Rows from a layout dataset:
· · · ·
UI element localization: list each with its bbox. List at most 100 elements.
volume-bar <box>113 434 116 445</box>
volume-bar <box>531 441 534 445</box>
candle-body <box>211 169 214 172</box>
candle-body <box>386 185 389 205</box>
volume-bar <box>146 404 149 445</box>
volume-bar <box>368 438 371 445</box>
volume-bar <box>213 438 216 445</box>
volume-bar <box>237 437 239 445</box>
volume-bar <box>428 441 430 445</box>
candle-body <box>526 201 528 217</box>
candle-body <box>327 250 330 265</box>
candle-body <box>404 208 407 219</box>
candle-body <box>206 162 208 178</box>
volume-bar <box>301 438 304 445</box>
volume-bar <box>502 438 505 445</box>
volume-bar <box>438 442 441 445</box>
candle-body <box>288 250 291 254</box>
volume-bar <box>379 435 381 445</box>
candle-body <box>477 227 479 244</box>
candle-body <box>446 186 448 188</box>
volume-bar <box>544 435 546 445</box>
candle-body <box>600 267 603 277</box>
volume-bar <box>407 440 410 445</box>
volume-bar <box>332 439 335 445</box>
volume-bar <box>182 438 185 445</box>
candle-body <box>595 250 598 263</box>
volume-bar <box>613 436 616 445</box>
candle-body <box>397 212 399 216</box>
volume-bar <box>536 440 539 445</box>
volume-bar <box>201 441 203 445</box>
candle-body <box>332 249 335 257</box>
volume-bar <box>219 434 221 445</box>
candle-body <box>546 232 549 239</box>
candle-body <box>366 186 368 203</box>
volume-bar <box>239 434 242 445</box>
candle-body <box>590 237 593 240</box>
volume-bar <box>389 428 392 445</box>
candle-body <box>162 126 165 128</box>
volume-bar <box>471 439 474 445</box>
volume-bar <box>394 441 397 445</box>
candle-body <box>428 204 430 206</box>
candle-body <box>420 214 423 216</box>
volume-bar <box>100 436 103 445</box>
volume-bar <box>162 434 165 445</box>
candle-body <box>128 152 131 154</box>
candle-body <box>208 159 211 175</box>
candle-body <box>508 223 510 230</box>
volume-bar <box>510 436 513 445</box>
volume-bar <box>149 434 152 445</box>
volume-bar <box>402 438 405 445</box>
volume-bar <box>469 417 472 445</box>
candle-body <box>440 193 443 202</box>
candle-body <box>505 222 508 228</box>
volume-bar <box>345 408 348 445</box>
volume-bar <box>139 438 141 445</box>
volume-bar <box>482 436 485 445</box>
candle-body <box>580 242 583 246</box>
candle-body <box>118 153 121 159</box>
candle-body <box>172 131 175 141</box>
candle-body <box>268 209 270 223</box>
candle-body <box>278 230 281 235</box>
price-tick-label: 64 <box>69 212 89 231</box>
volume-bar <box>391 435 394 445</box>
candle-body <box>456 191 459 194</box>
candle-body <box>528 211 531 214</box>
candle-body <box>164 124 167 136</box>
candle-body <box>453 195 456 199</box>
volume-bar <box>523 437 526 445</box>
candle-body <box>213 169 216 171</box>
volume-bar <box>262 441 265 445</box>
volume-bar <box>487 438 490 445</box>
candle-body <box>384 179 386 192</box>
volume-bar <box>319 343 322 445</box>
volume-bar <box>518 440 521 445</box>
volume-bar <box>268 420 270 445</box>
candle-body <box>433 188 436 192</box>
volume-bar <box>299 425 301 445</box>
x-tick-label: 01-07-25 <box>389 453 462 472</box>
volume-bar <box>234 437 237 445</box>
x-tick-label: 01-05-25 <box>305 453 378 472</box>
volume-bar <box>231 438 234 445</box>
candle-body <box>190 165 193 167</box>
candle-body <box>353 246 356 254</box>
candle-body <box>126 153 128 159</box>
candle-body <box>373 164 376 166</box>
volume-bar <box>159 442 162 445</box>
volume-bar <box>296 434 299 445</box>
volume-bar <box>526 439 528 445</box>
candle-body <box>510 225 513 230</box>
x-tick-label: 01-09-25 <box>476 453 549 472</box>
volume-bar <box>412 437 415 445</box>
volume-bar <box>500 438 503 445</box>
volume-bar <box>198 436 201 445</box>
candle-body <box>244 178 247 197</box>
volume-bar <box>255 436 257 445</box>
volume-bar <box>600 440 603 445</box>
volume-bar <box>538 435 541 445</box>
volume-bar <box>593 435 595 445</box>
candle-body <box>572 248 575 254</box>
· · · ·
**Do this**: Reproduce all of the data above word for word, without omitting or altering anything.

**Solution to the exercise**:
UI element localization: list each with its bbox. List at most 100 elements.
volume-bar <box>113 434 116 445</box>
volume-bar <box>531 441 534 445</box>
candle-body <box>211 169 214 172</box>
candle-body <box>386 185 389 205</box>
volume-bar <box>146 404 149 445</box>
volume-bar <box>368 438 371 445</box>
volume-bar <box>213 438 216 445</box>
volume-bar <box>237 437 239 445</box>
volume-bar <box>428 441 430 445</box>
candle-body <box>526 201 528 217</box>
candle-body <box>327 250 330 265</box>
candle-body <box>404 208 407 219</box>
candle-body <box>206 162 208 178</box>
volume-bar <box>301 438 304 445</box>
volume-bar <box>502 438 505 445</box>
volume-bar <box>438 442 441 445</box>
candle-body <box>288 250 291 254</box>
volume-bar <box>379 435 381 445</box>
candle-body <box>477 227 479 244</box>
candle-body <box>446 186 448 188</box>
volume-bar <box>544 435 546 445</box>
candle-body <box>600 267 603 277</box>
volume-bar <box>407 440 410 445</box>
volume-bar <box>332 439 335 445</box>
volume-bar <box>182 438 185 445</box>
candle-body <box>595 250 598 263</box>
volume-bar <box>613 436 616 445</box>
candle-body <box>397 212 399 216</box>
volume-bar <box>536 440 539 445</box>
volume-bar <box>201 441 203 445</box>
candle-body <box>332 249 335 257</box>
volume-bar <box>219 434 221 445</box>
candle-body <box>546 232 549 239</box>
candle-body <box>366 186 368 203</box>
volume-bar <box>239 434 242 445</box>
candle-body <box>590 237 593 240</box>
volume-bar <box>389 428 392 445</box>
candle-body <box>162 126 165 128</box>
volume-bar <box>471 439 474 445</box>
volume-bar <box>394 441 397 445</box>
candle-body <box>428 204 430 206</box>
candle-body <box>420 214 423 216</box>
volume-bar <box>100 436 103 445</box>
volume-bar <box>162 434 165 445</box>
candle-body <box>128 152 131 154</box>
candle-body <box>208 159 211 175</box>
candle-body <box>508 223 510 230</box>
volume-bar <box>510 436 513 445</box>
volume-bar <box>149 434 152 445</box>
volume-bar <box>402 438 405 445</box>
volume-bar <box>469 417 472 445</box>
candle-body <box>440 193 443 202</box>
candle-body <box>505 222 508 228</box>
volume-bar <box>345 408 348 445</box>
volume-bar <box>139 438 141 445</box>
volume-bar <box>482 436 485 445</box>
candle-body <box>580 242 583 246</box>
candle-body <box>118 153 121 159</box>
candle-body <box>172 131 175 141</box>
candle-body <box>268 209 270 223</box>
candle-body <box>278 230 281 235</box>
price-tick-label: 64 <box>69 212 89 231</box>
volume-bar <box>391 435 394 445</box>
candle-body <box>456 191 459 194</box>
candle-body <box>528 211 531 214</box>
candle-body <box>164 124 167 136</box>
candle-body <box>453 195 456 199</box>
volume-bar <box>523 437 526 445</box>
candle-body <box>213 169 216 171</box>
volume-bar <box>262 441 265 445</box>
volume-bar <box>487 438 490 445</box>
candle-body <box>384 179 386 192</box>
volume-bar <box>319 343 322 445</box>
volume-bar <box>518 440 521 445</box>
volume-bar <box>268 420 270 445</box>
candle-body <box>433 188 436 192</box>
volume-bar <box>299 425 301 445</box>
x-tick-label: 01-07-25 <box>389 453 462 472</box>
volume-bar <box>234 437 237 445</box>
x-tick-label: 01-05-25 <box>305 453 378 472</box>
volume-bar <box>231 438 234 445</box>
candle-body <box>190 165 193 167</box>
candle-body <box>353 246 356 254</box>
candle-body <box>126 153 128 159</box>
candle-body <box>373 164 376 166</box>
volume-bar <box>159 442 162 445</box>
volume-bar <box>296 434 299 445</box>
volume-bar <box>526 439 528 445</box>
candle-body <box>510 225 513 230</box>
x-tick-label: 01-09-25 <box>476 453 549 472</box>
volume-bar <box>412 437 415 445</box>
volume-bar <box>500 438 503 445</box>
volume-bar <box>198 436 201 445</box>
candle-body <box>244 178 247 197</box>
volume-bar <box>255 436 257 445</box>
volume-bar <box>600 440 603 445</box>
volume-bar <box>538 435 541 445</box>
volume-bar <box>593 435 595 445</box>
candle-body <box>572 248 575 254</box>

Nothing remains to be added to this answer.